[begin Listing]

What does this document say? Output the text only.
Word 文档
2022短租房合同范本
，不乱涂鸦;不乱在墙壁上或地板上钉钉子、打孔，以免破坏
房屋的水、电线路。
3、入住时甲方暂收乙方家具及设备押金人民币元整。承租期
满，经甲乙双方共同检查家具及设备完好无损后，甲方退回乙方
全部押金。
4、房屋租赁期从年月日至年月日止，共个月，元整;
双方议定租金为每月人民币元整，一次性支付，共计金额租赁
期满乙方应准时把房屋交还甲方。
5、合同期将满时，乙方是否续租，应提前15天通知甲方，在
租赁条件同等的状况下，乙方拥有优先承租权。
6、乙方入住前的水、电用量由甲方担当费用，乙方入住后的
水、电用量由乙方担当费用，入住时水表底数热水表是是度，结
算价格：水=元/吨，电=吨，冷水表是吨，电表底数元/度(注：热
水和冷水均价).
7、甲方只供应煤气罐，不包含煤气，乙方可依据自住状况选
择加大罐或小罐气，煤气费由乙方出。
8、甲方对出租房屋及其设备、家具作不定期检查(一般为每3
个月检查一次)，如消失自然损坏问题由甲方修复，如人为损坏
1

[end Listing]
[begin Listing]

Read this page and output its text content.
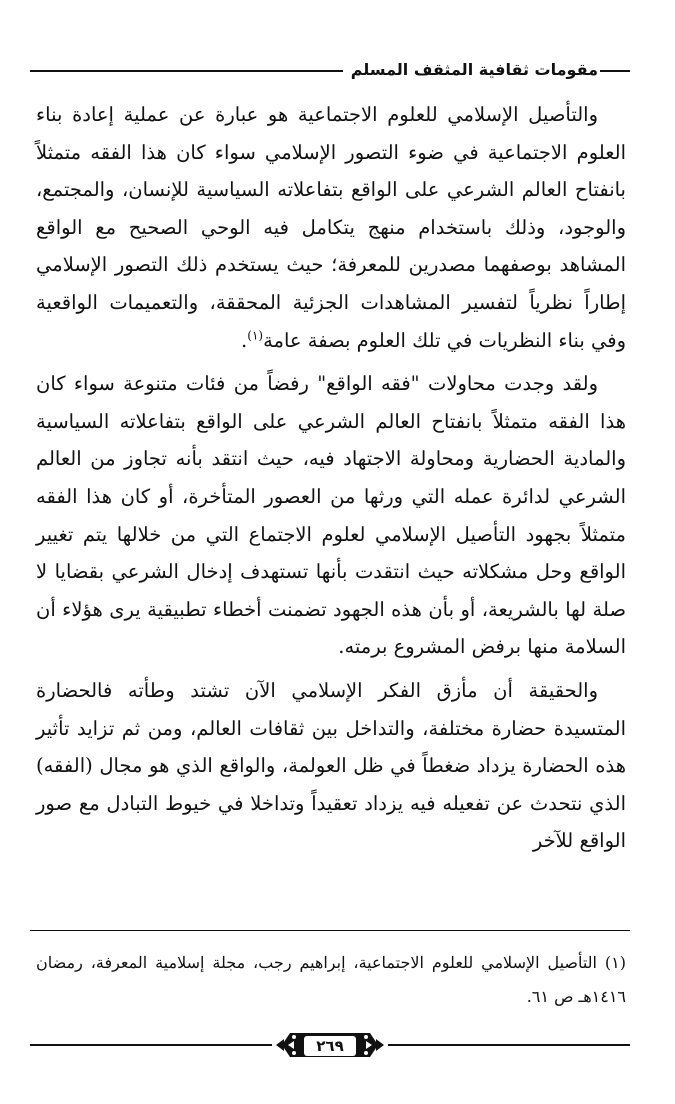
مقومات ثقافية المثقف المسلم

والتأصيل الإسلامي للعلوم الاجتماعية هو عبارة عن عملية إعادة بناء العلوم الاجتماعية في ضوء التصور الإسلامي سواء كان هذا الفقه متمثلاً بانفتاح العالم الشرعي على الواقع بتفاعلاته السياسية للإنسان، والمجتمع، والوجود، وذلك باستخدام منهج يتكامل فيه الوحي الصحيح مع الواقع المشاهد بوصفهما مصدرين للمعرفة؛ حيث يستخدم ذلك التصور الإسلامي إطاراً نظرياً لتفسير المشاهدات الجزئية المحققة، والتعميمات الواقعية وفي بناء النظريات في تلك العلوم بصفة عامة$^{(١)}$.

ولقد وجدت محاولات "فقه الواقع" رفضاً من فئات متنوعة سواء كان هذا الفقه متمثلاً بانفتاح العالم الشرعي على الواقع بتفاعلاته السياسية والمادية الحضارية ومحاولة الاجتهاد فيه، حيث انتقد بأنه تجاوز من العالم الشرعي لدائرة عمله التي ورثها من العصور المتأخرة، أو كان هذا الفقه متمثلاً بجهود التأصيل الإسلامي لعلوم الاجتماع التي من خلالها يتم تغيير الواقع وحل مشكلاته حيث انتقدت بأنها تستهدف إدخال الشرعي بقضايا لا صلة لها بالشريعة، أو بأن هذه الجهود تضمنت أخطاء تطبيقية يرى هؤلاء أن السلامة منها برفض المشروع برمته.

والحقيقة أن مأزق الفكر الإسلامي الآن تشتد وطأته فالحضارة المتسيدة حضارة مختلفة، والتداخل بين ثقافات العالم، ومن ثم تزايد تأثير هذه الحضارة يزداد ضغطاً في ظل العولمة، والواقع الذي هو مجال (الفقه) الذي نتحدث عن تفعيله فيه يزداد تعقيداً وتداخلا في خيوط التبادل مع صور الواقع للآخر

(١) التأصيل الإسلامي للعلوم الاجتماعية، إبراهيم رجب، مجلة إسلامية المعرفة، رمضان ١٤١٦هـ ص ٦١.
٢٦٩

[end Listing]

> **Given exercise**: Copy all lines of the listing above that contain the string "text".

> **Exercise output**:
What does this document say? Output the text only.
Read this page and output its text content.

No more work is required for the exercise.